- **Prompt**
All of the entries must be reproduced exactly, with no images carried over.

- **Entries**

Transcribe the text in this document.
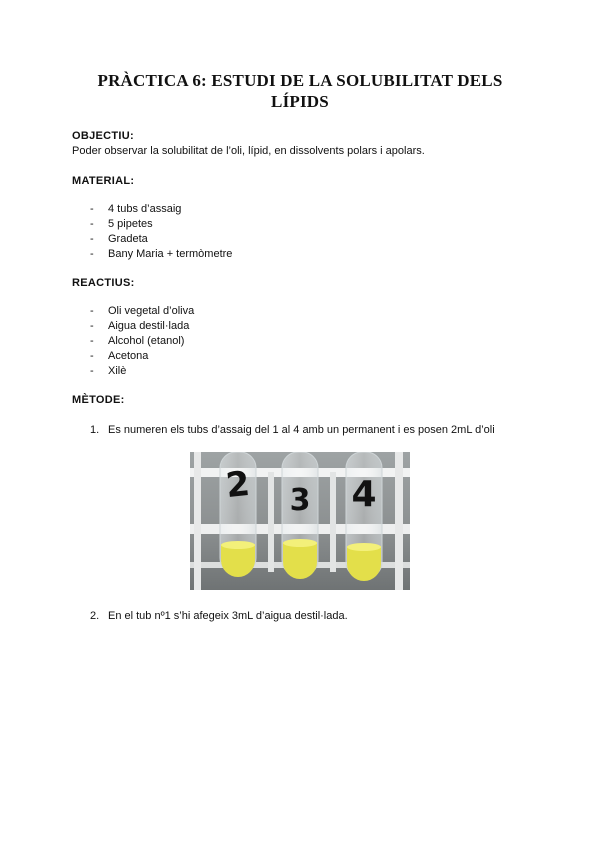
PRÀCTICA 6: ESTUDI DE LA SOLUBILITAT DELS LÍPIDS
OBJECTIU:
Poder observar la solubilitat de l’oli, lípid, en dissolvents polars i apolars.
MATERIAL:
- 4 tubs d’assaig
- 5 pipetes
- Gradeta
- Bany Maria + termòmetre
REACTIUS:
- Oli vegetal d’oliva
- Aigua destil·lada
- Alcohol (etanol)
- Acetona
- Xilè
MÈTODE:
1. Es numeren els tubs d’assaig del 1 al 4 amb un permanent i es posen 2mL d’oli
2 3 4
2. En el tub nº1 s’hi afegeix 3mL d’aigua destil·lada.
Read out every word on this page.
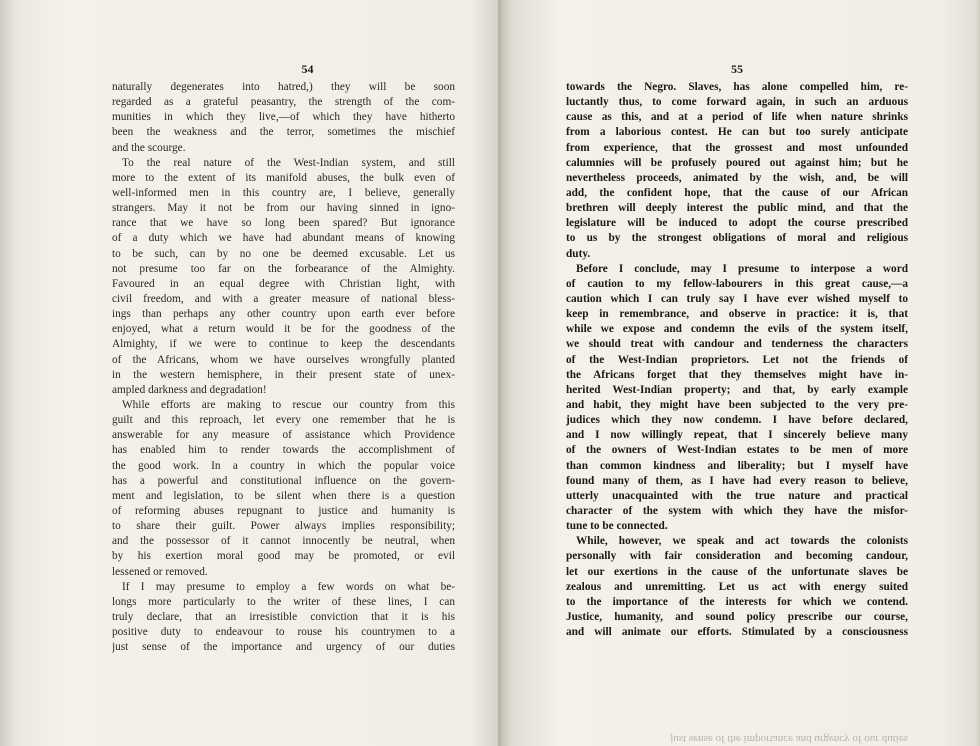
54
naturally degenerates into hatred,) they will be soon
regarded as a grateful peasantry, the strength of the com-
munities in which they live,—of which they have hitherto
been the weakness and the terror, sometimes the mischief
and the scourge.
To the real nature of the West-Indian system, and still
more to the extent of its manifold abuses, the bulk even of
well-informed men in this country are, I believe, generally
strangers. May it not be from our having sinned in igno-
rance that we have so long been spared? But ignorance
of a duty which we have had abundant means of knowing
to be such, can by no one be deemed excusable. Let us
not presume too far on the forbearance of the Almighty.
Favoured in an equal degree with Christian light, with
civil freedom, and with a greater measure of national bless-
ings than perhaps any other country upon earth ever before
enjoyed, what a return would it be for the goodness of the
Almighty, if we were to continue to keep the descendants
of the Africans, whom we have ourselves wrongfully planted
in the western hemisphere, in their present state of unex-
ampled darkness and degradation!
While efforts are making to rescue our country from this
guilt and this reproach, let every one remember that he is
answerable for any measure of assistance which Providence
has enabled him to render towards the accomplishment of
the good work. In a country in which the popular voice
has a powerful and constitutional influence on the govern-
ment and legislation, to be silent when there is a question
of reforming abuses repugnant to justice and humanity is
to share their guilt. Power always implies responsibility;
and the possessor of it cannot innocently be neutral, when
by his exertion moral good may be promoted, or evil
lessened or removed.
If I may presume to employ a few words on what be-
longs more particularly to the writer of these lines, I can
truly declare, that an irresistible conviction that it is his
positive duty to endeavour to rouse his countrymen to a
just sense of the importance and urgency of our duties
55
towards the Negro. Slaves, has alone compelled him, re-
luctantly thus, to come forward again, in such an arduous
cause as this, and at a period of life when nature shrinks
from a laborious contest. He can but too surely anticipate
from experience, that the grossest and most unfounded
calumnies will be profusely poured out against him; but he
nevertheless proceeds, animated by the wish, and, be will
add, the confident hope, that the cause of our African
brethren will deeply interest the public mind, and that the
legislature will be induced to adopt the course prescribed
to us by the strongest obligations of moral and religious
duty.
Before I conclude, may I presume to interpose a word
of caution to my fellow-labourers in this great cause,—a
caution which I can truly say I have ever wished myself to
keep in remembrance, and observe in practice: it is, that
while we expose and condemn the evils of the system itself,
we should treat with candour and tenderness the characters
of the West-Indian proprietors. Let not the friends of
the Africans forget that they themselves might have in-
herited West-Indian property; and that, by early example
and habit, they might have been subjected to the very pre-
judices which they now condemn. I have before declared,
and I now willingly repeat, that I sincerely believe many
of the owners of West-Indian estates to be men of more
than common kindness and liberality; but I myself have
found many of them, as I have had every reason to believe,
utterly unacquainted with the true nature and practical
character of the system with which they have the misfor-
tune to be connected.
While, however, we speak and act towards the colonists
personally with fair consideration and becoming candour,
let our exertions in the cause of the unfortunate slaves be
zealous and unremitting. Let us act with energy suited
to the importance of the interests for which we contend.
Justice, humanity, and sound policy prescribe our course,
and will animate our efforts. Stimulated by a consciousness
just sense of the importance and urgency of our duties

- **Exercise answer**
Transcribe the text in this document.
PRÀCTICA 6: ESTUDI DE LA SOLUBILITAT DELS LÍPIDS
OBJECTIU:
Poder observar la solubilitat de l’oli, lípid, en dissolvents polars i apolars.
MATERIAL:
- 4 tubs d’assaig
- 5 pipetes
- Gradeta
- Bany Maria + termòmetre
REACTIUS:
- Oli vegetal d’oliva
- Aigua destil·lada
- Alcohol (etanol)
- Acetona
- Xilè
MÈTODE:
1. Es numeren els tubs d’assaig del 1 al 4 amb un permanent i es posen 2mL d’oli
2 3 4
2. En el tub nº1 s’hi afegeix 3mL d’aigua destil·lada.
Read out every word on this page.
54
naturally degenerates into hatred,) they will be soon
regarded as a grateful peasantry, the strength of the com-
munities in which they live,—of which they have hitherto
been the weakness and the terror, sometimes the mischief
and the scourge.
To the real nature of the West-Indian system, and still
more to the extent of its manifold abuses, the bulk even of
well-informed men in this country are, I believe, generally
strangers. May it not be from our having sinned in igno-
rance that we have so long been spared? But ignorance
of a duty which we have had abundant means of knowing
to be such, can by no one be deemed excusable. Let us
not presume too far on the forbearance of the Almighty.
Favoured in an equal degree with Christian light, with
civil freedom, and with a greater measure of national bless-
ings than perhaps any other country upon earth ever before
enjoyed, what a return would it be for the goodness of the
Almighty, if we were to continue to keep the descendants
of the Africans, whom we have ourselves wrongfully planted
in the western hemisphere, in their present state of unex-
ampled darkness and degradation!
While efforts are making to rescue our country from this
guilt and this reproach, let every one remember that he is
answerable for any measure of assistance which Providence
has enabled him to render towards the accomplishment of
the good work. In a country in which the popular voice
has a powerful and constitutional influence on the govern-
ment and legislation, to be silent when there is a question
of reforming abuses repugnant to justice and humanity is
to share their guilt. Power always implies responsibility;
and the possessor of it cannot innocently be neutral, when
by his exertion moral good may be promoted, or evil
lessened or removed.
If I may presume to employ a few words on what be-
longs more particularly to the writer of these lines, I can
truly declare, that an irresistible conviction that it is his
positive duty to endeavour to rouse his countrymen to a
just sense of the importance and urgency of our duties
55
towards the Negro. Slaves, has alone compelled him, re-
luctantly thus, to come forward again, in such an arduous
cause as this, and at a period of life when nature shrinks
from a laborious contest. He can but too surely anticipate
from experience, that the grossest and most unfounded
calumnies will be profusely poured out against him; but he
nevertheless proceeds, animated by the wish, and, be will
add, the confident hope, that the cause of our African
brethren will deeply interest the public mind, and that the
legislature will be induced to adopt the course prescribed
to us by the strongest obligations of moral and religious
duty.
Before I conclude, may I presume to interpose a word
of caution to my fellow-labourers in this great cause,—a
caution which I can truly say I have ever wished myself to
keep in remembrance, and observe in practice: it is, that
while we expose and condemn the evils of the system itself,
we should treat with candour and tenderness the characters
of the West-Indian proprietors. Let not the friends of
the Africans forget that they themselves might have in-
herited West-Indian property; and that, by early example
and habit, they might have been subjected to the very pre-
judices which they now condemn. I have before declared,
and I now willingly repeat, that I sincerely believe many
of the owners of West-Indian estates to be men of more
than common kindness and liberality; but I myself have
found many of them, as I have had every reason to believe,
utterly unacquainted with the true nature and practical
character of the system with which they have the misfor-
tune to be connected.
While, however, we speak and act towards the colonists
personally with fair consideration and becoming candour,
let our exertions in the cause of the unfortunate slaves be
zealous and unremitting. Let us act with energy suited
to the importance of the interests for which we contend.
Justice, humanity, and sound policy prescribe our course,
and will animate our efforts. Stimulated by a consciousness
just sense of the importance and urgency of our duties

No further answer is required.